Smaller Matrices Residing on L1 Buffer, Only Larger Matrices Transferred in Batches

[Priority] High

[Description] During cube computation, if L1 cannot load the full left and right matrices, smaller matrices can reside on L1 and only larger matrices are transferred in batches, so that the number of transfers can be reduced.

[Negative Example]

Assume that the size of L1 is 512 KB, the sizes of the left and right matrices are 992 KB and 16 KB respectively, and the data type is half. In this case, the left and right matrices cannot be both loaded to L1 at a time. According to the split strategy, the K axis is not cut. The left matrix is evenly divided into two parts: A1 and A2, and the shape is [992, 256]. The right matrix is evenly divided into two parts, and the shape is [256, 16]. The loading sequence during computation is as follows: First, matrix A1 is loaded to L1, and B1 and B2 are loaded and computed in sequence; then, A2 is loaded to L1, and B1 and B2 are loaded and computed in sequence.

Figure 1 Split strategy (negative example)

...
public:
    __aicore__ inline KernelSample()
    {
        aSize = baseM * baseK;
        bSize = baseK * baseN;
        cSize = m * n;
    }
    __aicore__ inline void Init(__gm__ uint8_t *a, __gm__ uint8_t *b, __gm__ uint8_t *c)
    {
        aGM.SetGlobalBuffer((__gm__ half *)a);
        bGM.SetGlobalBuffer((__gm__ half *)b);
        cGM.SetGlobalBuffer((__gm__ float *)c);
        pipe.InitBuffer(inQueueA1, 1, aSize * sizeof(half));
        pipe.InitBuffer(inQueueA2, 1, aSize * sizeof(half));
        pipe.InitBuffer(inQueueB1, 1, bSize * sizeof(half));
        pipe.InitBuffer(inQueueB2, 2, bSize * sizeof(half));
        pipe.InitBuffer(outQueueCO1, 1, cSize * sizeof(float));
    }
    __aicore__ inline void Process()
    {
        for (uint32_t i = 0; i < 2; i++) {
            CopyInA1(i);
            SplitA();
            for (uint32_t j = 0; j < 2; j++) {
                CopyInB1(j);
                SplitB();
                Compute(i, j);
            }
        }
        CopyOut();
    }
private:
    __aicore__ inline void CopyInA1(uint32_t i)
    {
        LocalTensor<half> a1Local = inQueueA1.AllocTensor<half>();
        // Load the left matrix blocks a1 and a2 to A1.
        Nd2NzParams dataCopyA1Params;
        dataCopyA1Params.ndNum = 1;
        dataCopyA1Params.nValue = baseM;
        dataCopyA1Params.dValue = baseK;
        dataCopyA1Params.srcNdMatrixStride = 0;
        dataCopyA1Params.srcDValue = baseK;
        dataCopyA1Params.dstNzC0Stride = baseM;
        dataCopyA1Params.dstNzNStride = 1;
        dataCopyA1Params.dstNzMatrixStride = 0;
        DataCopy(a1Local, aGM[i * baseM * baseK], dataCopyA1Params);
        inQueueA1.EnQue(a1Local);
    }
    __aicore__ inline void SplitA()

DATA:
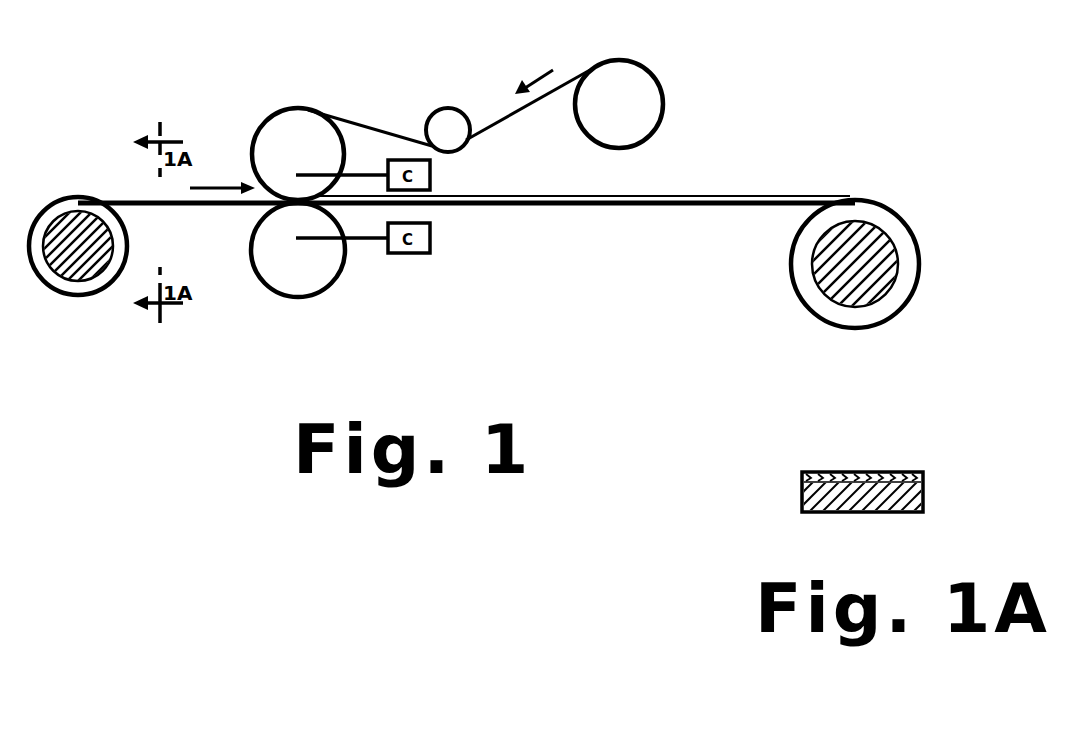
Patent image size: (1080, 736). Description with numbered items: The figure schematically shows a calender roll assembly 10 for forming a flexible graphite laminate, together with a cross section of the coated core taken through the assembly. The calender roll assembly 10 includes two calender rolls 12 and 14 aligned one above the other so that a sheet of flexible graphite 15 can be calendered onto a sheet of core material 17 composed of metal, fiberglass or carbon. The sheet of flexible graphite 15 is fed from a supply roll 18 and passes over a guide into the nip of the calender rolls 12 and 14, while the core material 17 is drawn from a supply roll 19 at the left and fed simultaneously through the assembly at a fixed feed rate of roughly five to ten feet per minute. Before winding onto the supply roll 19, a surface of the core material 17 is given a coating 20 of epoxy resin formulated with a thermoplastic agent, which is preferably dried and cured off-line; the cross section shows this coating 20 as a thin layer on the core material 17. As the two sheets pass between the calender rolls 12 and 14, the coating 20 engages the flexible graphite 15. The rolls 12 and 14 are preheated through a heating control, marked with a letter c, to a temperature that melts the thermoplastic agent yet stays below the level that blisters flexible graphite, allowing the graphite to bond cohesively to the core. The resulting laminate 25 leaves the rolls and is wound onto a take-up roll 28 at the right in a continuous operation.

WHAT THIS EXERCISE ASKS:
**1.** Reproduce the text on L1 buffer use, starting with "[Priority] High" and going on through "can be reduced.", and rename every "transfers" as "data movements".
**2.** What size does the negative example in the text on L1 buffer use assume for L1?

ANSWER LIST:
**1.**
[Priority] High

[Description] During cube computation, if L1 cannot load the full left and right matrices, smaller matrices can reside on L1 and only larger matrices are transferred in batches, so that the number of data movements can be reduced.

**2.** 512 KB